- RECORDS PROVIDED
####

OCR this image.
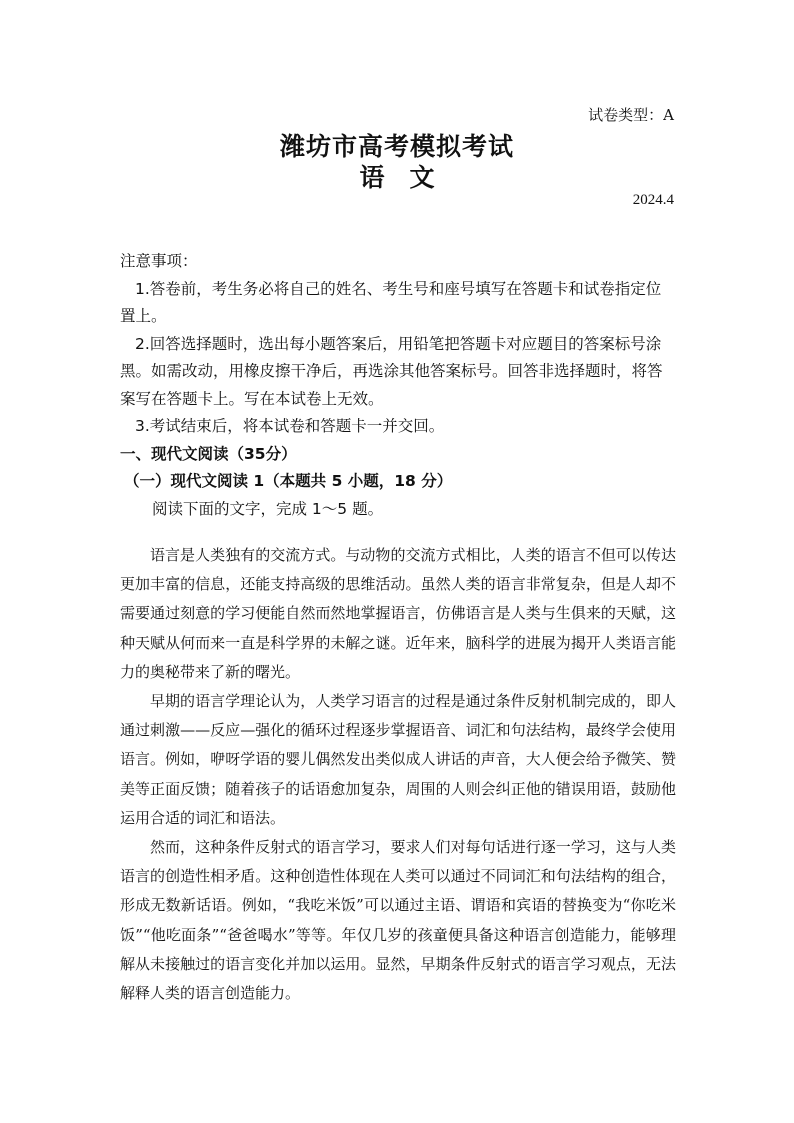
试卷类型：A
潍坊市高考模拟考试
语　文
2024.4

注意事项：

1.答卷前，考生务必将自己的姓名、考生号和座号填写在答题卡和试卷指定位置上。

2.回答选择题时，选出每小题答案后，用铅笔把答题卡对应题目的答案标号涂黑。如需改动，用橡皮擦干净后，再选涂其他答案标号。回答非选择题时，将答案写在答题卡上。写在本试卷上无效。

3.考试结束后，将本试卷和答题卡一并交回。

一、现代文阅读（35分）

（一）现代文阅读 1（本题共 5 小题，18 分）

阅读下面的文字，完成 1～5 题。

语言是人类独有的交流方式。与动物的交流方式相比，人类的语言不但可以传达更加丰富的信息，还能支持高级的思维活动。虽然人类的语言非常复杂，但是人却不需要通过刻意的学习便能自然而然地掌握语言，仿佛语言是人类与生俱来的天赋，这种天赋从何而来一直是科学界的未解之谜。近年来，脑科学的进展为揭开人类语言能力的奥秘带来了新的曙光。

早期的语言学理论认为，人类学习语言的过程是通过条件反射机制完成的，即人通过刺激——反应—强化的循环过程逐步掌握语音、词汇和句法结构，最终学会使用语言。例如，咿呀学语的婴儿偶然发出类似成人讲话的声音，大人便会给予微笑、赞美等正面反馈；随着孩子的话语愈加复杂，周围的人则会纠正他的错误用语，鼓励他运用合适的词汇和语法。

然而，这种条件反射式的语言学习，要求人们对每句话进行逐一学习，这与人类语言的创造性相矛盾。这种创造性体现在人类可以通过不同词汇和句法结构的组合，形成无数新话语。例如，“我吃米饭”可以通过主语、谓语和宾语的替换变为“你吃米饭”“他吃面条”“爸爸喝水”等等。年仅几岁的孩童便具备这种语言创造能力，能够理解从未接触过的语言变化并加以运用。显然，早期条件反射式的语言学习观点，无法解释人类的语言创造能力。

####

Each entry above is to be written out again unchanged, apart from the pictures, which are left out.

- THE COMPLETED TASK
OCR this image.
试卷类型：A
潍坊市高考模拟考试
语　文
2024.4

注意事项：

1.答卷前，考生务必将自己的姓名、考生号和座号填写在答题卡和试卷指定位置上。

2.回答选择题时，选出每小题答案后，用铅笔把答题卡对应题目的答案标号涂黑。如需改动，用橡皮擦干净后，再选涂其他答案标号。回答非选择题时，将答案写在答题卡上。写在本试卷上无效。

3.考试结束后，将本试卷和答题卡一并交回。

一、现代文阅读（35分）

（一）现代文阅读 1（本题共 5 小题，18 分）

阅读下面的文字，完成 1～5 题。

语言是人类独有的交流方式。与动物的交流方式相比，人类的语言不但可以传达更加丰富的信息，还能支持高级的思维活动。虽然人类的语言非常复杂，但是人却不需要通过刻意的学习便能自然而然地掌握语言，仿佛语言是人类与生俱来的天赋，这种天赋从何而来一直是科学界的未解之谜。近年来，脑科学的进展为揭开人类语言能力的奥秘带来了新的曙光。

早期的语言学理论认为，人类学习语言的过程是通过条件反射机制完成的，即人通过刺激——反应—强化的循环过程逐步掌握语音、词汇和句法结构，最终学会使用语言。例如，咿呀学语的婴儿偶然发出类似成人讲话的声音，大人便会给予微笑、赞美等正面反馈；随着孩子的话语愈加复杂，周围的人则会纠正他的错误用语，鼓励他运用合适的词汇和语法。

然而，这种条件反射式的语言学习，要求人们对每句话进行逐一学习，这与人类语言的创造性相矛盾。这种创造性体现在人类可以通过不同词汇和句法结构的组合，形成无数新话语。例如，“我吃米饭”可以通过主语、谓语和宾语的替换变为“你吃米饭”“他吃面条”“爸爸喝水”等等。年仅几岁的孩童便具备这种语言创造能力，能够理解从未接触过的语言变化并加以运用。显然，早期条件反射式的语言学习观点，无法解释人类的语言创造能力。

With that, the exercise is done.